▸ Entries:

────────────────────────────────────────

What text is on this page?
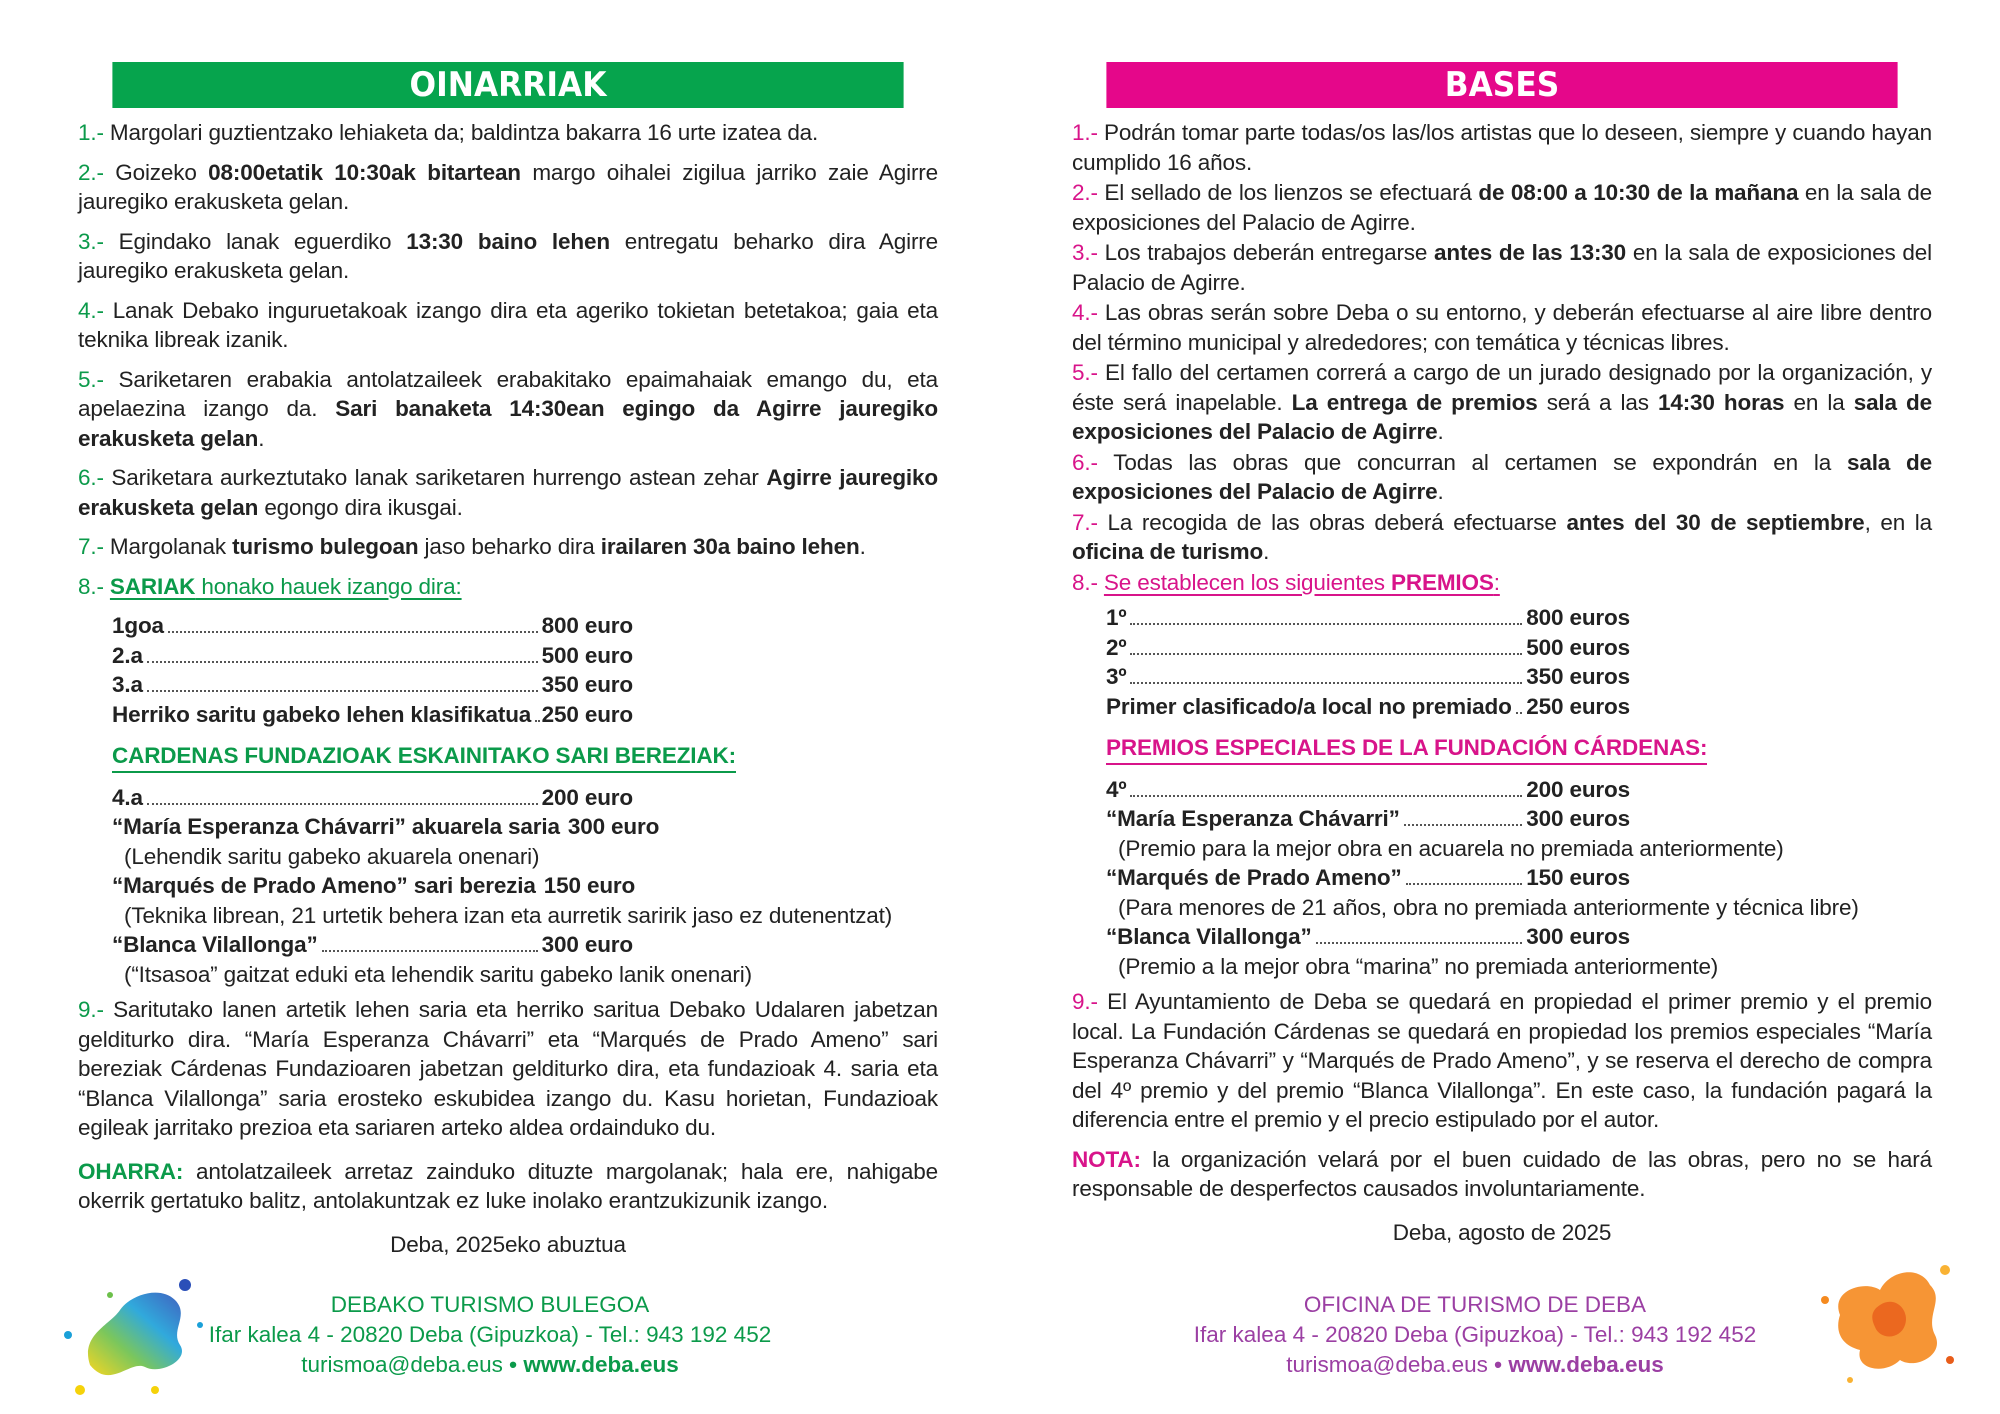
OINARRIAK

1.- Margolari guztientzako lehiaketa da; baldintza bakarra 16 urte izatea da.

2.- Goizeko 08:00etatik 10:30ak bitartean margo oihalei zigilua jarriko zaie Agirre jauregiko erakusketa gelan.

3.- Egindako lanak eguerdiko 13:30 baino lehen entregatu beharko dira Agirre jauregiko erakusketa gelan.

4.- Lanak Debako inguruetakoak izango dira eta ageriko tokietan betetakoa; gaia eta teknika libreak izanik.

5.- Sariketaren erabakia antolatzaileek erabakitako epaimahaiak emango du, eta apelaezina izango da. Sari banaketa 14:30ean egingo da Agirre jauregiko erakusketa gelan.

6.- Sariketara aurkeztutako lanak sariketaren hurrengo astean zehar Agirre jauregiko erakusketa gelan egongo dira ikusgai.

7.- Margolanak turismo bulegoan jaso beharko dira irailaren 30a baino lehen.

8.- SARIAK honako hauek izango dira:

1goa	800 euro
2.a	500 euro
3.a	350 euro
Herriko saritu gabeko lehen klasifikatua 250 euro
CARDENAS FUNDAZIOAK ESKAINITAKO SARI BEREZIAK:
4.a	200 euro
“María Esperanza Chávarri” akuarela saria 300 euro
(Lehendik saritu gabeko akuarela onenari)
“Marqués de Prado Ameno” sari berezia 150 euro
(Teknika librean, 21 urtetik behera izan eta aurretik saririk jaso ez dutenentzat)
“Blanca Vilallonga”	300 euro
(“Itsasoa” gaitzat eduki eta lehendik saritu gabeko lanik onenari)

9.- Saritutako lanen artetik lehen saria eta herriko saritua Debako Udalaren jabetzan gelditurko dira. “María Esperanza Chávarri” eta “Marqués de Prado Ameno” sari bereziak Cárdenas Fundazioaren jabetzan gelditurko dira, eta fundazioak 4. saria eta “Blanca Vilallonga” saria erosteko eskubidea izango du. Kasu horietan, Fundazioak egileak jarritako prezioa eta sariaren arteko aldea ordainduko du.

OHARRA: antolatzaileek arretaz zainduko dituzte margolanak; hala ere, nahigabe okerrik gertatuko balitz, antolakuntzak ez luke inolako erantzukizunik izango.

Deba, 2025eko abuztua
BASES

1.- Podrán tomar parte todas/os las/los artistas que lo deseen, siempre y cuando hayan cumplido 16 años.

2.- El sellado de los lienzos se efectuará de 08:00 a 10:30 de la mañana en la sala de exposiciones del Palacio de Agirre.

3.- Los trabajos deberán entregarse antes de las 13:30 en la sala de exposiciones del Palacio de Agirre.

4.- Las obras serán sobre Deba o su entorno, y deberán efectuarse al aire libre dentro del término municipal y alrededores; con temática y técnicas libres.

5.- El fallo del certamen correrá a cargo de un jurado designado por la organización, y éste será inapelable. La entrega de premios será a las 14:30 horas en la sala de exposiciones del Palacio de Agirre.

6.- Todas las obras que concurran al certamen se expondrán en la sala de exposiciones del Palacio de Agirre.

7.- La recogida de las obras deberá efectuarse antes del 30 de septiembre, en la oficina de turismo.

8.- Se establecen los siguientes PREMIOS:

1º	800 euros
2º	500 euros
3º	350 euros
Primer clasificado/a local no premiado 250 euros
PREMIOS ESPECIALES DE LA FUNDACIÓN CÁRDENAS:
4º	200 euros
“María Esperanza Chávarri”	300 euros
(Premio para la mejor obra en acuarela no premiada anteriormente)
“Marqués de Prado Ameno”	150 euros
(Para menores de 21 años, obra no premiada anteriormente y técnica libre)
“Blanca Vilallonga”	300 euros
(Premio a la mejor obra “marina” no premiada anteriormente)

9.- El Ayuntamiento de Deba se quedará en propiedad el primer premio y el premio local. La Fundación Cárdenas se quedará en propiedad los premios especiales “María Esperanza Chávarri” y “Marqués de Prado Ameno”, y se reserva el derecho de compra del 4º premio y del premio “Blanca Vilallonga”. En este caso, la fundación pagará la diferencia entre el premio y el precio estipulado por el autor.

NOTA: la organización velará por el buen cuidado de las obras, pero no se hará responsable de desperfectos causados involuntariamente.

Deba, agosto de 2025
DEBAKO TURISMO BULEGOA
Ifar kalea 4 - 20820 Deba (Gipuzkoa) - Tel.: 943 192 452
turismoa@deba.eus • www.deba.eus
OFICINA DE TURISMO DE DEBA
Ifar kalea 4 - 20820 Deba (Gipuzkoa) - Tel.: 943 192 452
turismoa@deba.eus • www.deba.eus
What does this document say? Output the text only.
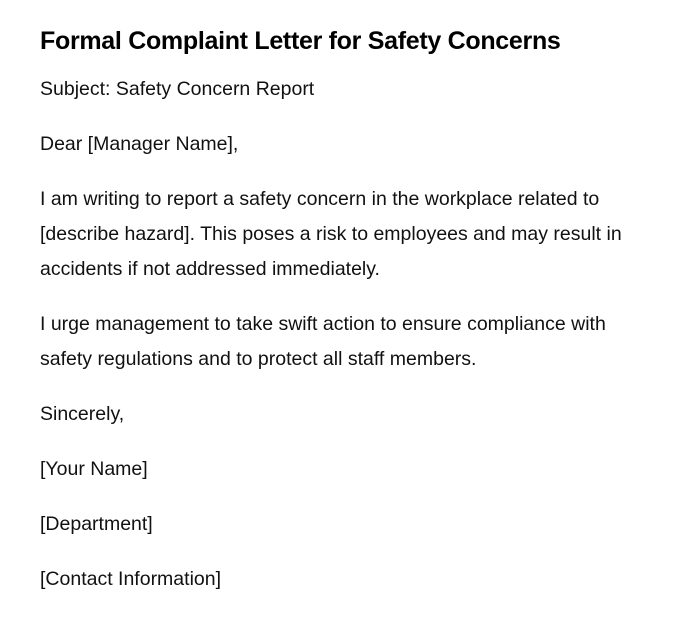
Formal Complaint Letter for Safety Concerns

Subject: Safety Concern Report

Dear [Manager Name],

I am writing to report a safety concern in the workplace related to [describe hazard]. This poses a risk to employees and may result in accidents if not addressed immediately.

I urge management to take swift action to ensure compliance with safety regulations and to protect all staff members.

Sincerely,

[Your Name]

[Department]

[Contact Information]
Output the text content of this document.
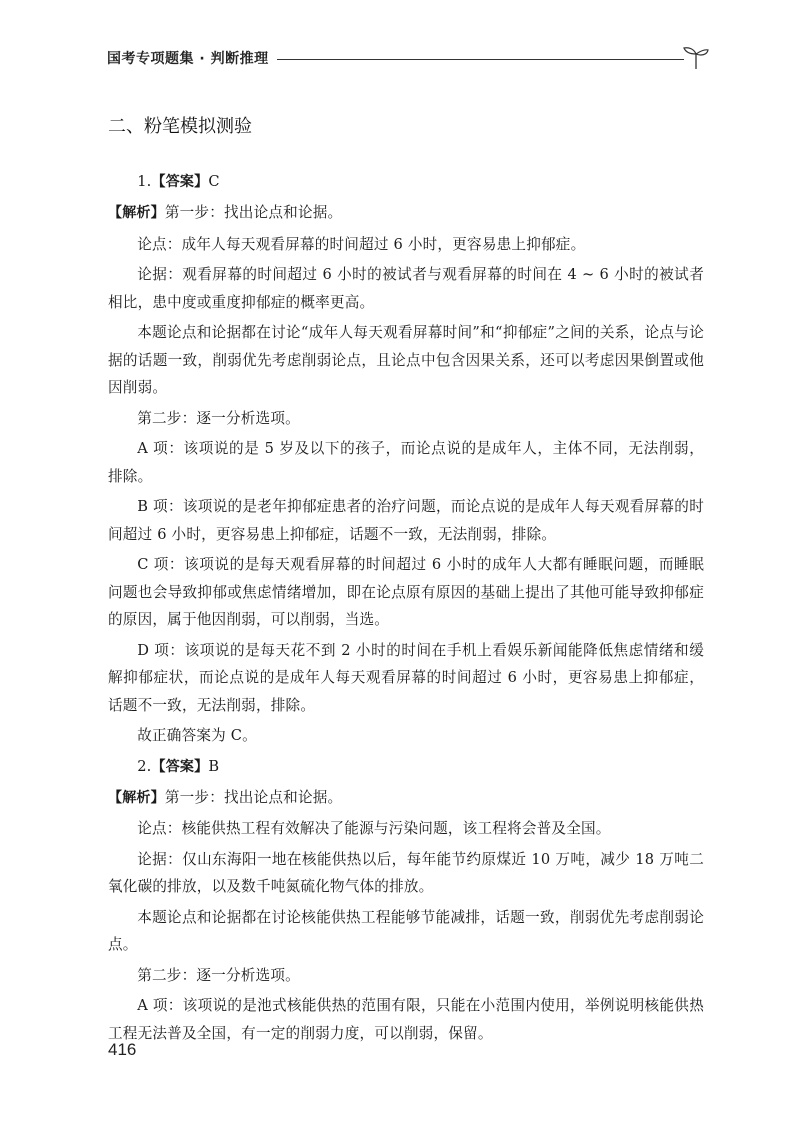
国考专项题集 · 判断推理
二、粉笔模拟测验

1.【答案】C

【解析】第一步：找出论点和论据。

论点：成年人每天观看屏幕的时间超过 6 小时，更容易患上抑郁症。

论据：观看屏幕的时间超过 6 小时的被试者与观看屏幕的时间在 4 ~ 6 小时的被试者相比，患中度或重度抑郁症的概率更高。

本题论点和论据都在讨论“成年人每天观看屏幕时间”和“抑郁症”之间的关系，论点与论据的话题一致，削弱优先考虑削弱论点，且论点中包含因果关系，还可以考虑因果倒置或他因削弱。

第二步：逐一分析选项。

A 项：该项说的是 5 岁及以下的孩子，而论点说的是成年人，主体不同，无法削弱，排除。

B 项：该项说的是老年抑郁症患者的治疗问题，而论点说的是成年人每天观看屏幕的时间超过 6 小时，更容易患上抑郁症，话题不一致，无法削弱，排除。

C 项：该项说的是每天观看屏幕的时间超过 6 小时的成年人大都有睡眠问题，而睡眠问题也会导致抑郁或焦虑情绪增加，即在论点原有原因的基础上提出了其他可能导致抑郁症的原因，属于他因削弱，可以削弱，当选。

D 项：该项说的是每天花不到 2 小时的时间在手机上看娱乐新闻能降低焦虑情绪和缓解抑郁症状，而论点说的是成年人每天观看屏幕的时间超过 6 小时，更容易患上抑郁症，话题不一致，无法削弱，排除。

故正确答案为 C。

2.【答案】B

【解析】第一步：找出论点和论据。

论点：核能供热工程有效解决了能源与污染问题，该工程将会普及全国。

论据：仅山东海阳一地在核能供热以后，每年能节约原煤近 10 万吨，减少 18 万吨二氧化碳的排放，以及数千吨氮硫化物气体的排放。

本题论点和论据都在讨论核能供热工程能够节能减排，话题一致，削弱优先考虑削弱论点。

第二步：逐一分析选项。

A 项：该项说的是池式核能供热的范围有限，只能在小范围内使用，举例说明核能供热工程无法普及全国，有一定的削弱力度，可以削弱，保留。

416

────────────────────────────────────────

▸ Exercise requirements:
With pictures omitted, reproduce exactly the lines from the line containing "What does this" through the end of the data above.

▸ Written answer:
What does this document say? Output the text only.
Formal Complaint Letter for Safety Concerns

Subject: Safety Concern Report

Dear [Manager Name],

I am writing to report a safety concern in the workplace related to [describe hazard]. This poses a risk to employees and may result in accidents if not addressed immediately.

I urge management to take swift action to ensure compliance with safety regulations and to protect all staff members.

Sincerely,

[Your Name]

[Department]

[Contact Information]
Output the text content of this document.
国考专项题集 · 判断推理
二、粉笔模拟测验

1.【答案】C

【解析】第一步：找出论点和论据。

论点：成年人每天观看屏幕的时间超过 6 小时，更容易患上抑郁症。

论据：观看屏幕的时间超过 6 小时的被试者与观看屏幕的时间在 4 ~ 6 小时的被试者相比，患中度或重度抑郁症的概率更高。

本题论点和论据都在讨论“成年人每天观看屏幕时间”和“抑郁症”之间的关系，论点与论据的话题一致，削弱优先考虑削弱论点，且论点中包含因果关系，还可以考虑因果倒置或他因削弱。

第二步：逐一分析选项。

A 项：该项说的是 5 岁及以下的孩子，而论点说的是成年人，主体不同，无法削弱，排除。

B 项：该项说的是老年抑郁症患者的治疗问题，而论点说的是成年人每天观看屏幕的时间超过 6 小时，更容易患上抑郁症，话题不一致，无法削弱，排除。

C 项：该项说的是每天观看屏幕的时间超过 6 小时的成年人大都有睡眠问题，而睡眠问题也会导致抑郁或焦虑情绪增加，即在论点原有原因的基础上提出了其他可能导致抑郁症的原因，属于他因削弱，可以削弱，当选。

D 项：该项说的是每天花不到 2 小时的时间在手机上看娱乐新闻能降低焦虑情绪和缓解抑郁症状，而论点说的是成年人每天观看屏幕的时间超过 6 小时，更容易患上抑郁症，话题不一致，无法削弱，排除。

故正确答案为 C。

2.【答案】B

【解析】第一步：找出论点和论据。

论点：核能供热工程有效解决了能源与污染问题，该工程将会普及全国。

论据：仅山东海阳一地在核能供热以后，每年能节约原煤近 10 万吨，减少 18 万吨二氧化碳的排放，以及数千吨氮硫化物气体的排放。

本题论点和论据都在讨论核能供热工程能够节能减排，话题一致，削弱优先考虑削弱论点。

第二步：逐一分析选项。

A 项：该项说的是池式核能供热的范围有限，只能在小范围内使用，举例说明核能供热工程无法普及全国，有一定的削弱力度，可以削弱，保留。

416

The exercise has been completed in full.